— start —

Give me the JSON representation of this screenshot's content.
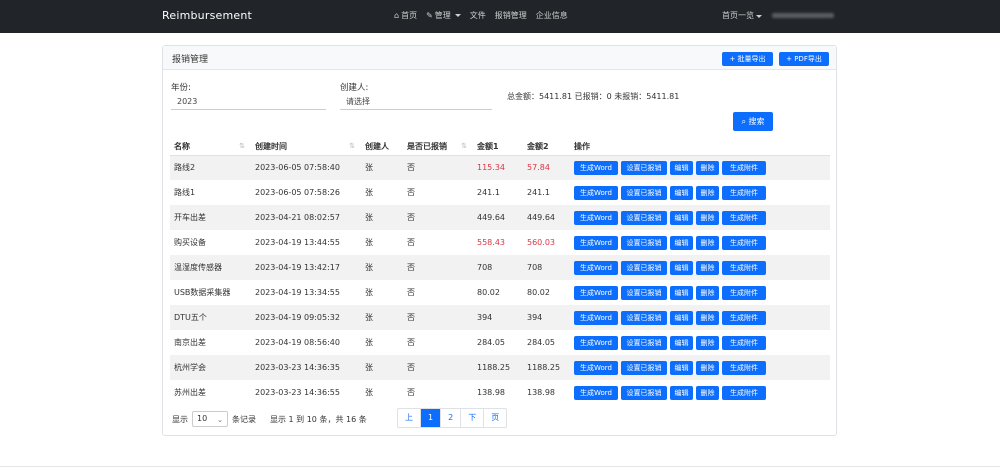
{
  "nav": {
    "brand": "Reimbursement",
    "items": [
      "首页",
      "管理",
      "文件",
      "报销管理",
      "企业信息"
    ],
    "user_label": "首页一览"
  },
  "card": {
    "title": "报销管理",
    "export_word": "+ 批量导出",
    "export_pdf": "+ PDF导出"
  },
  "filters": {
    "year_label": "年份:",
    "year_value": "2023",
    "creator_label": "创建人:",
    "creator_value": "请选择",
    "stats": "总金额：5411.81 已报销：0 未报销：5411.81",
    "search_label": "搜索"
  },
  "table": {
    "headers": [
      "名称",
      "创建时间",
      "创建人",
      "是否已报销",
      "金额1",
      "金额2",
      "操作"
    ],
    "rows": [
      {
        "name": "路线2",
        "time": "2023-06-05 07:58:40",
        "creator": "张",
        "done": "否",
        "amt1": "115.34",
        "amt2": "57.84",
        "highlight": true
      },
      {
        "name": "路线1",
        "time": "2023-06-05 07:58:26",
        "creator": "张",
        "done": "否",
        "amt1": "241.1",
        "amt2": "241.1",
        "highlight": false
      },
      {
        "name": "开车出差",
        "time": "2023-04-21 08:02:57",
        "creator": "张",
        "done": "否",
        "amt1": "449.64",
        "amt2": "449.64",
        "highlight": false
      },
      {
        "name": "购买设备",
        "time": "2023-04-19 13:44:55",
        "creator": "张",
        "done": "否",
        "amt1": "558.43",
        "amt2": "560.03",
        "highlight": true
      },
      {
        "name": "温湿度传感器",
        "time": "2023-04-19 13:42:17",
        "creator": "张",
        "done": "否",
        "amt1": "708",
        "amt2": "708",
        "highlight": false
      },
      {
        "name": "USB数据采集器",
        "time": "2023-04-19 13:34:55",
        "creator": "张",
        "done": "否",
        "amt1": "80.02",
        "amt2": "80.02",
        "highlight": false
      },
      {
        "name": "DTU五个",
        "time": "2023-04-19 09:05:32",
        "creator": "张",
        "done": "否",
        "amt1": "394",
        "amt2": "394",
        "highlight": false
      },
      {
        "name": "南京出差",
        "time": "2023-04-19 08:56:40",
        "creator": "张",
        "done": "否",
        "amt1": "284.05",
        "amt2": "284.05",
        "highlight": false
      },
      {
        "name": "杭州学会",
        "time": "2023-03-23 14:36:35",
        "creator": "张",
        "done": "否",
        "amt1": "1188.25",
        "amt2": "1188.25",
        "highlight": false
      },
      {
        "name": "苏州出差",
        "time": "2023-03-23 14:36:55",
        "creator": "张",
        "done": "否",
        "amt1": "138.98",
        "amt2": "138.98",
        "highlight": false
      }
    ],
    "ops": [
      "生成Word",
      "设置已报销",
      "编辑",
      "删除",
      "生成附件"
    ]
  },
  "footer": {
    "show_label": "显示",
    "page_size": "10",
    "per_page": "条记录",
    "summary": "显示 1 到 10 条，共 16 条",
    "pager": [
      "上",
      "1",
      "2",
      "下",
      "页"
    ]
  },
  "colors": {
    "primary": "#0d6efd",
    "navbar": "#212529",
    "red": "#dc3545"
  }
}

— end —
— start —

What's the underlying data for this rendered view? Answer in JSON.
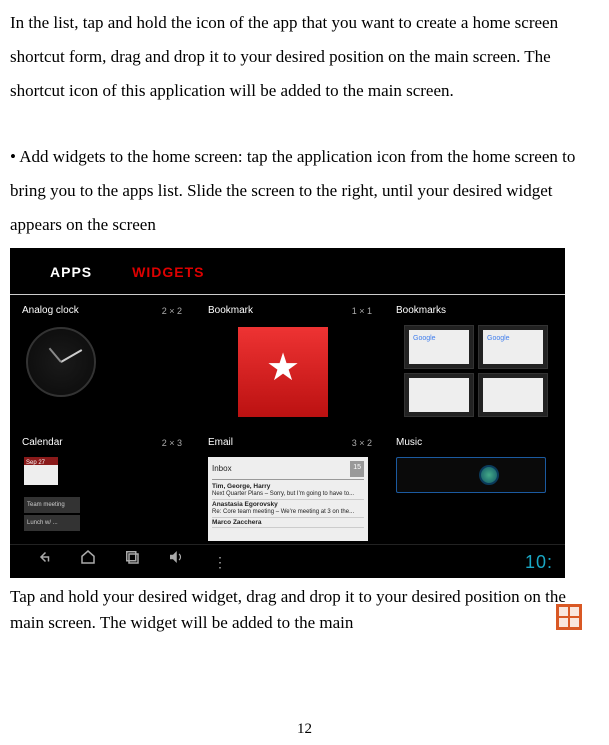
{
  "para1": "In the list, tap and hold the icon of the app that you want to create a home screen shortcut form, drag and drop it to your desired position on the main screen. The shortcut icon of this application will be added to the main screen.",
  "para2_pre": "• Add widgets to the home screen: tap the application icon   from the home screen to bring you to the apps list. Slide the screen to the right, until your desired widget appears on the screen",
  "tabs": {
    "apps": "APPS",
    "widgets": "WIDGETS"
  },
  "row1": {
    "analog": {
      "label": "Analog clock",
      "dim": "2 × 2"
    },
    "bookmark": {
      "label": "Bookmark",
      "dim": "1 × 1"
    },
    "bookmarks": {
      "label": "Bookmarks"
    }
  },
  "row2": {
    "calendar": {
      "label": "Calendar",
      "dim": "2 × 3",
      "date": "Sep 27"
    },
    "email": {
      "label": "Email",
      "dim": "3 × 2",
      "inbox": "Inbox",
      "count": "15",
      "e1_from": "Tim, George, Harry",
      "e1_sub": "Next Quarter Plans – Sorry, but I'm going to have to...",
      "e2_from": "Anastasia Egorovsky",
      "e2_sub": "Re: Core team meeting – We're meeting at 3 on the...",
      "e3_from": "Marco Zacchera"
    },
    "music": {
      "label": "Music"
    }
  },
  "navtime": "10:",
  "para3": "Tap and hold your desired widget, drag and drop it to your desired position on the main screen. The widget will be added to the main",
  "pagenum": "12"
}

— end —
— start —

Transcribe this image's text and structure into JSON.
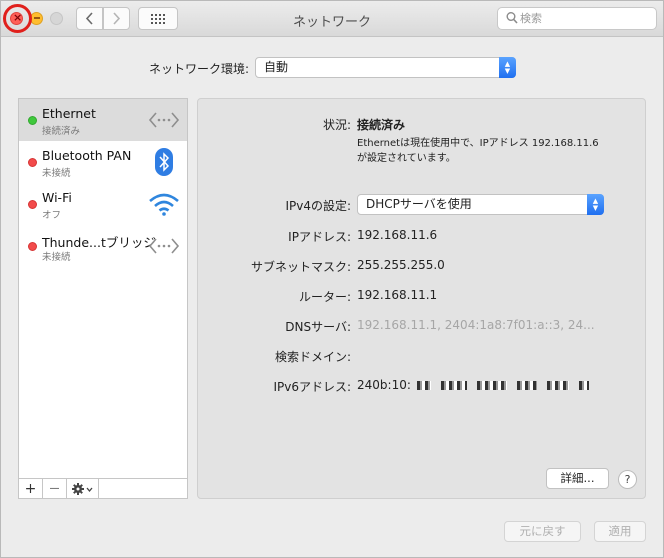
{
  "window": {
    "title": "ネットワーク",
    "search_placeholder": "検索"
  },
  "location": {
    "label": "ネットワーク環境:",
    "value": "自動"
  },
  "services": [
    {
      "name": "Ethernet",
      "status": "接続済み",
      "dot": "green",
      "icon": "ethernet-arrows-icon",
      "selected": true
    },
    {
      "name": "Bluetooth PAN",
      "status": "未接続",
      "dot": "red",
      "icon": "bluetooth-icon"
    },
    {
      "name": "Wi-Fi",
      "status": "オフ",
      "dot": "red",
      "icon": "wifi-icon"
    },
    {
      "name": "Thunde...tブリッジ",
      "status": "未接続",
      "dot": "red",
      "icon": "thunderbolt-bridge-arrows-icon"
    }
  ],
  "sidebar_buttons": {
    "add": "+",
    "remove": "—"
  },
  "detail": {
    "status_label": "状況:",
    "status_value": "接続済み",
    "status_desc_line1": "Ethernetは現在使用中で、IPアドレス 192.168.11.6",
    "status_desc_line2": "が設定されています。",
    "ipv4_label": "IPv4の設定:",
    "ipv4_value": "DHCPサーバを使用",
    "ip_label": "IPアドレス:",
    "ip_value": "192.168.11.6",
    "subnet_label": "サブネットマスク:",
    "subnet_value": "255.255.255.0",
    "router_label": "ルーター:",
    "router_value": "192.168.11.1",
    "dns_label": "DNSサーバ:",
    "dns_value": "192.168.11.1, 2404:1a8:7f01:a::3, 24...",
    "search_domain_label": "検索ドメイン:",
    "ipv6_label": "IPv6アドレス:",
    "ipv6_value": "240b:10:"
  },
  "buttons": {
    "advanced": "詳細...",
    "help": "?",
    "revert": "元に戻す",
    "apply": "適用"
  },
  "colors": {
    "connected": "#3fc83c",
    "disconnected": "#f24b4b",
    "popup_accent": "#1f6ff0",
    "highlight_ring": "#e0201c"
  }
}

— end —

* **DESCRIPTION OF THE TASK**
Look for "arrows" and pull out every line that has it.

* **RESPONSE FOR THIS EXERCISE**
      "icon": "ethernet-arrows-icon",
      "icon": "thunderbolt-bridge-arrows-icon"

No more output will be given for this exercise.